● Exercise task
Beneath this task is a listing; retype all of it exactly.
=======
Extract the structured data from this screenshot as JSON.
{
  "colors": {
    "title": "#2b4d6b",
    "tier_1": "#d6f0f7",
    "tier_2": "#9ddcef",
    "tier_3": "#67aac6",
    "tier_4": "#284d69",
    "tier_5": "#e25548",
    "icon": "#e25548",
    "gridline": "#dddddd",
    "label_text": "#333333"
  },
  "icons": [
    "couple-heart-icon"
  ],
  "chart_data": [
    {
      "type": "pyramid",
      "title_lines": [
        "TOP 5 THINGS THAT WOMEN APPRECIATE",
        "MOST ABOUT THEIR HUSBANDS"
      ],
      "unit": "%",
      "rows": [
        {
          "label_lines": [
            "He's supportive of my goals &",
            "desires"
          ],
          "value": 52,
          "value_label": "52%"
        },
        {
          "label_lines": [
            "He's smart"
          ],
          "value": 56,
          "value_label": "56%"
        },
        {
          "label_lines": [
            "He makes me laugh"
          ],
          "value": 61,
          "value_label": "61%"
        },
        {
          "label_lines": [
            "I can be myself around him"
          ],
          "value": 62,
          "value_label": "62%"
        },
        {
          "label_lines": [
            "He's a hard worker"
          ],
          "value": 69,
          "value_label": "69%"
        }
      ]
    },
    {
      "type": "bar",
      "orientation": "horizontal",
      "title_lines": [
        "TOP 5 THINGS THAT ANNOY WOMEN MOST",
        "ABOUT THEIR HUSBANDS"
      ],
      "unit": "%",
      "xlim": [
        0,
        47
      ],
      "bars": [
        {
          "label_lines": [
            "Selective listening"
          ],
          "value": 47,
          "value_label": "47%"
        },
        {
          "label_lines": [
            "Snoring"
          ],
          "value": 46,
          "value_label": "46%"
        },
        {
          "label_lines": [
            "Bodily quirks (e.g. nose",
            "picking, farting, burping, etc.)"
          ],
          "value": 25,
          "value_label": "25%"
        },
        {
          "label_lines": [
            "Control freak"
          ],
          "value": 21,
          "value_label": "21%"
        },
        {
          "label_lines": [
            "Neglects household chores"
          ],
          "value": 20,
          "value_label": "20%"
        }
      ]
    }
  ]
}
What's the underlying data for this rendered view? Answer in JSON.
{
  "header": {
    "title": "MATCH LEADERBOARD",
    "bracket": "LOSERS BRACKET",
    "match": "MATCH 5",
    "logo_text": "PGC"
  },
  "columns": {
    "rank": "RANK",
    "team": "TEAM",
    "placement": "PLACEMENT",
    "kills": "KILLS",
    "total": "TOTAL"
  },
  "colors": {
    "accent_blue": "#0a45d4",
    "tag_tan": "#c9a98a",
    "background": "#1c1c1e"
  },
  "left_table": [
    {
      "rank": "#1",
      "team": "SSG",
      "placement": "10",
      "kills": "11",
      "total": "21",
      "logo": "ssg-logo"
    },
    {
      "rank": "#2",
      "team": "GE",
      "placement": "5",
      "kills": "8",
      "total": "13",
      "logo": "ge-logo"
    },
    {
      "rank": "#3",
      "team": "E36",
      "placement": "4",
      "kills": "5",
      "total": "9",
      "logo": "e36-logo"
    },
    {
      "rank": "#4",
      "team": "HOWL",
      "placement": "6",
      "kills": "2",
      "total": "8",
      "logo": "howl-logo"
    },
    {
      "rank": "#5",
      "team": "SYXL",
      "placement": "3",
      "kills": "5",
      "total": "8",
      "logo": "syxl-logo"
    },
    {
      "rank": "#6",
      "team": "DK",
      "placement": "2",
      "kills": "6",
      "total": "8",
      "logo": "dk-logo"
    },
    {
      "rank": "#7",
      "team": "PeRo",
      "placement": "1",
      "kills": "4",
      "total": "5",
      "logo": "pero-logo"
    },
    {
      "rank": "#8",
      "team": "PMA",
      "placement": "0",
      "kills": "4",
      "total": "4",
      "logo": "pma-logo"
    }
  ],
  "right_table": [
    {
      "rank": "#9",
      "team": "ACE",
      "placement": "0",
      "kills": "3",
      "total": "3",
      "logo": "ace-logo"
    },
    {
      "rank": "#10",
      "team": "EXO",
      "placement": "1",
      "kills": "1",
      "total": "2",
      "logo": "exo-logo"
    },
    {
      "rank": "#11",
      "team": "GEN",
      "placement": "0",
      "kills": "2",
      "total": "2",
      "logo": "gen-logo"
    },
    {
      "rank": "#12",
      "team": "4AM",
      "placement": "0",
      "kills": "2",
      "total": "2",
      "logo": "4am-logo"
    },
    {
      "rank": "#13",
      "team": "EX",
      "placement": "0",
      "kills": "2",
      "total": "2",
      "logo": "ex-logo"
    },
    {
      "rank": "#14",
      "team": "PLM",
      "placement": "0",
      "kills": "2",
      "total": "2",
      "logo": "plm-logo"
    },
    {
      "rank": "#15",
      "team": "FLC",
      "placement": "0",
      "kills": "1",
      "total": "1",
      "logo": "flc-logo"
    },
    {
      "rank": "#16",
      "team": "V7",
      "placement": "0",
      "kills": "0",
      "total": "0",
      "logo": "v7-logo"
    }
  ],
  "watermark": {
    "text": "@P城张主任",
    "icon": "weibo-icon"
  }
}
=======
● Full response
Extract the structured data from this screenshot as JSON.
{
  "colors": {
    "title": "#2b4d6b",
    "tier_1": "#d6f0f7",
    "tier_2": "#9ddcef",
    "tier_3": "#67aac6",
    "tier_4": "#284d69",
    "tier_5": "#e25548",
    "icon": "#e25548",
    "gridline": "#dddddd",
    "label_text": "#333333"
  },
  "icons": [
    "couple-heart-icon"
  ],
  "chart_data": [
    {
      "type": "pyramid",
      "title_lines": [
        "TOP 5 THINGS THAT WOMEN APPRECIATE",
        "MOST ABOUT THEIR HUSBANDS"
      ],
      "unit": "%",
      "rows": [
        {
          "label_lines": [
            "He's supportive of my goals &",
            "desires"
          ],
          "value": 52,
          "value_label": "52%"
        },
        {
          "label_lines": [
            "He's smart"
          ],
          "value": 56,
          "value_label": "56%"
        },
        {
          "label_lines": [
            "He makes me laugh"
          ],
          "value": 61,
          "value_label": "61%"
        },
        {
          "label_lines": [
            "I can be myself around him"
          ],
          "value": 62,
          "value_label": "62%"
        },
        {
          "label_lines": [
            "He's a hard worker"
          ],
          "value": 69,
          "value_label": "69%"
        }
      ]
    },
    {
      "type": "bar",
      "orientation": "horizontal",
      "title_lines": [
        "TOP 5 THINGS THAT ANNOY WOMEN MOST",
        "ABOUT THEIR HUSBANDS"
      ],
      "unit": "%",
      "xlim": [
        0,
        47
      ],
      "bars": [
        {
          "label_lines": [
            "Selective listening"
          ],
          "value": 47,
          "value_label": "47%"
        },
        {
          "label_lines": [
            "Snoring"
          ],
          "value": 46,
          "value_label": "46%"
        },
        {
          "label_lines": [
            "Bodily quirks (e.g. nose",
            "picking, farting, burping, etc.)"
          ],
          "value": 25,
          "value_label": "25%"
        },
        {
          "label_lines": [
            "Control freak"
          ],
          "value": 21,
          "value_label": "21%"
        },
        {
          "label_lines": [
            "Neglects household chores"
          ],
          "value": 20,
          "value_label": "20%"
        }
      ]
    }
  ]
}
What's the underlying data for this rendered view? Answer in JSON.
{
  "header": {
    "title": "MATCH LEADERBOARD",
    "bracket": "LOSERS BRACKET",
    "match": "MATCH 5",
    "logo_text": "PGC"
  },
  "columns": {
    "rank": "RANK",
    "team": "TEAM",
    "placement": "PLACEMENT",
    "kills": "KILLS",
    "total": "TOTAL"
  },
  "colors": {
    "accent_blue": "#0a45d4",
    "tag_tan": "#c9a98a",
    "background": "#1c1c1e"
  },
  "left_table": [
    {
      "rank": "#1",
      "team": "SSG",
      "placement": "10",
      "kills": "11",
      "total": "21",
      "logo": "ssg-logo"
    },
    {
      "rank": "#2",
      "team": "GE",
      "placement": "5",
      "kills": "8",
      "total": "13",
      "logo": "ge-logo"
    },
    {
      "rank": "#3",
      "team": "E36",
      "placement": "4",
      "kills": "5",
      "total": "9",
      "logo": "e36-logo"
    },
    {
      "rank": "#4",
      "team": "HOWL",
      "placement": "6",
      "kills": "2",
      "total": "8",
      "logo": "howl-logo"
    },
    {
      "rank": "#5",
      "team": "SYXL",
      "placement": "3",
      "kills": "5",
      "total": "8",
      "logo": "syxl-logo"
    },
    {
      "rank": "#6",
      "team": "DK",
      "placement": "2",
      "kills": "6",
      "total": "8",
      "logo": "dk-logo"
    },
    {
      "rank": "#7",
      "team": "PeRo",
      "placement": "1",
      "kills": "4",
      "total": "5",
      "logo": "pero-logo"
    },
    {
      "rank": "#8",
      "team": "PMA",
      "placement": "0",
      "kills": "4",
      "total": "4",
      "logo": "pma-logo"
    }
  ],
  "right_table": [
    {
      "rank": "#9",
      "team": "ACE",
      "placement": "0",
      "kills": "3",
      "total": "3",
      "logo": "ace-logo"
    },
    {
      "rank": "#10",
      "team": "EXO",
      "placement": "1",
      "kills": "1",
      "total": "2",
      "logo": "exo-logo"
    },
    {
      "rank": "#11",
      "team": "GEN",
      "placement": "0",
      "kills": "2",
      "total": "2",
      "logo": "gen-logo"
    },
    {
      "rank": "#12",
      "team": "4AM",
      "placement": "0",
      "kills": "2",
      "total": "2",
      "logo": "4am-logo"
    },
    {
      "rank": "#13",
      "team": "EX",
      "placement": "0",
      "kills": "2",
      "total": "2",
      "logo": "ex-logo"
    },
    {
      "rank": "#14",
      "team": "PLM",
      "placement": "0",
      "kills": "2",
      "total": "2",
      "logo": "plm-logo"
    },
    {
      "rank": "#15",
      "team": "FLC",
      "placement": "0",
      "kills": "1",
      "total": "1",
      "logo": "flc-logo"
    },
    {
      "rank": "#16",
      "team": "V7",
      "placement": "0",
      "kills": "0",
      "total": "0",
      "logo": "v7-logo"
    }
  ],
  "watermark": {
    "text": "@P城张主任",
    "icon": "weibo-icon"
  }
}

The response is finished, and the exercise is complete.